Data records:
* * * *

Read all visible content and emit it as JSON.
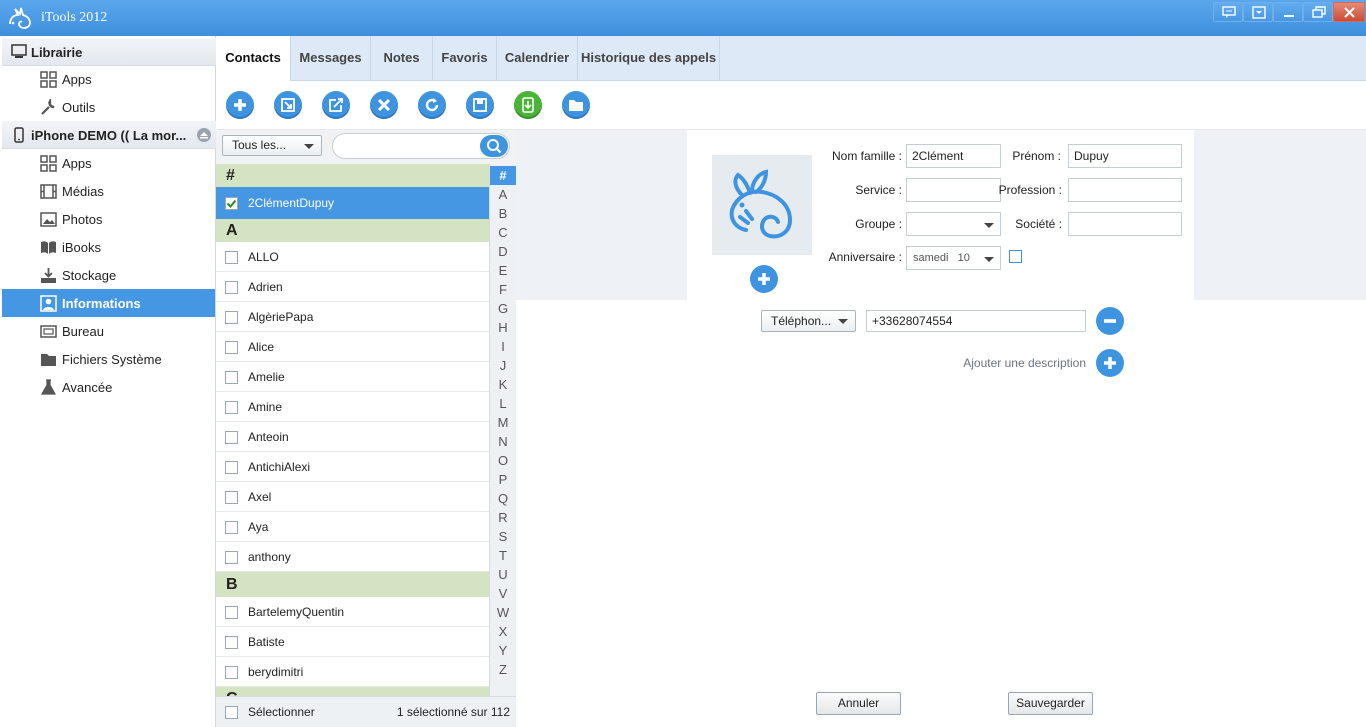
{
  "app": {
    "title": "iTools 2012",
    "logo_icon": "rabbit-logo-icon"
  },
  "window_controls": [
    "feedback-icon",
    "menu-icon",
    "minimize-icon",
    "restore-icon",
    "close-icon"
  ],
  "sidebar": {
    "library": {
      "label": "Librairie",
      "icon": "monitor-icon",
      "items": [
        {
          "label": "Apps",
          "icon": "grid-icon"
        },
        {
          "label": "Outils",
          "icon": "wrench-icon"
        }
      ]
    },
    "device": {
      "label": "iPhone DEMO (( La mor...",
      "icon": "phone-icon",
      "items": [
        {
          "label": "Apps",
          "icon": "grid-icon"
        },
        {
          "label": "Médias",
          "icon": "film-icon"
        },
        {
          "label": "Photos",
          "icon": "photo-icon"
        },
        {
          "label": "iBooks",
          "icon": "book-icon"
        },
        {
          "label": "Stockage",
          "icon": "storage-icon"
        },
        {
          "label": "Informations",
          "icon": "contact-icon"
        },
        {
          "label": "Bureau",
          "icon": "desktop-icon"
        },
        {
          "label": "Fichiers Système",
          "icon": "folder-icon"
        },
        {
          "label": "Avancée",
          "icon": "flask-icon"
        }
      ]
    }
  },
  "tabs": [
    "Contacts",
    "Messages",
    "Notes",
    "Favoris",
    "Calendrier",
    "Historique des appels"
  ],
  "toolbar_icons": [
    "add-icon",
    "import-icon",
    "edit-icon",
    "delete-icon",
    "refresh-icon",
    "save-icon",
    "sync-device-icon",
    "open-folder-icon"
  ],
  "filter": {
    "selected": "Tous les...",
    "search_placeholder": ""
  },
  "contacts": {
    "sections": [
      {
        "letter": "#",
        "names": [
          "2ClémentDupuy"
        ]
      },
      {
        "letter": "A",
        "names": [
          "ALLO",
          "Adrien",
          "AlgèriePapa",
          "Alice",
          "Amelie",
          "Amine",
          "Anteoin",
          "AntichiAlexi",
          "Axel",
          "Aya",
          "anthony"
        ]
      },
      {
        "letter": "B",
        "names": [
          "BartelemyQuentin",
          "Batiste",
          "berydimitri"
        ]
      },
      {
        "letter": "C",
        "names": []
      }
    ],
    "selected": "2ClémentDupuy",
    "alphabet": [
      "#",
      "A",
      "B",
      "C",
      "D",
      "E",
      "F",
      "G",
      "H",
      "I",
      "J",
      "K",
      "L",
      "M",
      "N",
      "O",
      "P",
      "Q",
      "R",
      "S",
      "T",
      "U",
      "V",
      "W",
      "X",
      "Y",
      "Z"
    ],
    "alphabet_active": "#"
  },
  "footer": {
    "select_label": "Sélectionner",
    "count": "1 sélectionné sur 112"
  },
  "form": {
    "nom_label": "Nom famille :",
    "nom_value": "2Clément",
    "prenom_label": "Prénom :",
    "prenom_value": "Dupuy",
    "service_label": "Service :",
    "service_value": "",
    "profession_label": "Profession :",
    "profession_value": "",
    "groupe_label": "Groupe :",
    "groupe_value": "",
    "societe_label": "Société :",
    "societe_value": "",
    "anniv_label": "Anniversaire :",
    "anniv_day": "samedi",
    "anniv_date": "10",
    "phone_type": "Téléphon...",
    "phone_value": "+33628074554",
    "add_description": "Ajouter une description"
  },
  "buttons": {
    "cancel": "Annuler",
    "save": "Sauvegarder"
  },
  "colors": {
    "accent": "#4597e3",
    "section": "#d4e3c2",
    "titlebar": "#4a97e2"
  }
}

* * * *

■ AIM OF THE EXERCISE:
Could you repeat all of the material exactly? Pictures should not be copied.

■ SOLUTION TO THIS EXERCISE:
Read all visible content and emit it as JSON.
{
  "app": {
    "title": "iTools 2012",
    "logo_icon": "rabbit-logo-icon"
  },
  "window_controls": [
    "feedback-icon",
    "menu-icon",
    "minimize-icon",
    "restore-icon",
    "close-icon"
  ],
  "sidebar": {
    "library": {
      "label": "Librairie",
      "icon": "monitor-icon",
      "items": [
        {
          "label": "Apps",
          "icon": "grid-icon"
        },
        {
          "label": "Outils",
          "icon": "wrench-icon"
        }
      ]
    },
    "device": {
      "label": "iPhone DEMO (( La mor...",
      "icon": "phone-icon",
      "items": [
        {
          "label": "Apps",
          "icon": "grid-icon"
        },
        {
          "label": "Médias",
          "icon": "film-icon"
        },
        {
          "label": "Photos",
          "icon": "photo-icon"
        },
        {
          "label": "iBooks",
          "icon": "book-icon"
        },
        {
          "label": "Stockage",
          "icon": "storage-icon"
        },
        {
          "label": "Informations",
          "icon": "contact-icon"
        },
        {
          "label": "Bureau",
          "icon": "desktop-icon"
        },
        {
          "label": "Fichiers Système",
          "icon": "folder-icon"
        },
        {
          "label": "Avancée",
          "icon": "flask-icon"
        }
      ]
    }
  },
  "tabs": [
    "Contacts",
    "Messages",
    "Notes",
    "Favoris",
    "Calendrier",
    "Historique des appels"
  ],
  "toolbar_icons": [
    "add-icon",
    "import-icon",
    "edit-icon",
    "delete-icon",
    "refresh-icon",
    "save-icon",
    "sync-device-icon",
    "open-folder-icon"
  ],
  "filter": {
    "selected": "Tous les...",
    "search_placeholder": ""
  },
  "contacts": {
    "sections": [
      {
        "letter": "#",
        "names": [
          "2ClémentDupuy"
        ]
      },
      {
        "letter": "A",
        "names": [
          "ALLO",
          "Adrien",
          "AlgèriePapa",
          "Alice",
          "Amelie",
          "Amine",
          "Anteoin",
          "AntichiAlexi",
          "Axel",
          "Aya",
          "anthony"
        ]
      },
      {
        "letter": "B",
        "names": [
          "BartelemyQuentin",
          "Batiste",
          "berydimitri"
        ]
      },
      {
        "letter": "C",
        "names": []
      }
    ],
    "selected": "2ClémentDupuy",
    "alphabet": [
      "#",
      "A",
      "B",
      "C",
      "D",
      "E",
      "F",
      "G",
      "H",
      "I",
      "J",
      "K",
      "L",
      "M",
      "N",
      "O",
      "P",
      "Q",
      "R",
      "S",
      "T",
      "U",
      "V",
      "W",
      "X",
      "Y",
      "Z"
    ],
    "alphabet_active": "#"
  },
  "footer": {
    "select_label": "Sélectionner",
    "count": "1 sélectionné sur 112"
  },
  "form": {
    "nom_label": "Nom famille :",
    "nom_value": "2Clément",
    "prenom_label": "Prénom :",
    "prenom_value": "Dupuy",
    "service_label": "Service :",
    "service_value": "",
    "profession_label": "Profession :",
    "profession_value": "",
    "groupe_label": "Groupe :",
    "groupe_value": "",
    "societe_label": "Société :",
    "societe_value": "",
    "anniv_label": "Anniversaire :",
    "anniv_day": "samedi",
    "anniv_date": "10",
    "phone_type": "Téléphon...",
    "phone_value": "+33628074554",
    "add_description": "Ajouter une description"
  },
  "buttons": {
    "cancel": "Annuler",
    "save": "Sauvegarder"
  },
  "colors": {
    "accent": "#4597e3",
    "section": "#d4e3c2",
    "titlebar": "#4a97e2"
  }
}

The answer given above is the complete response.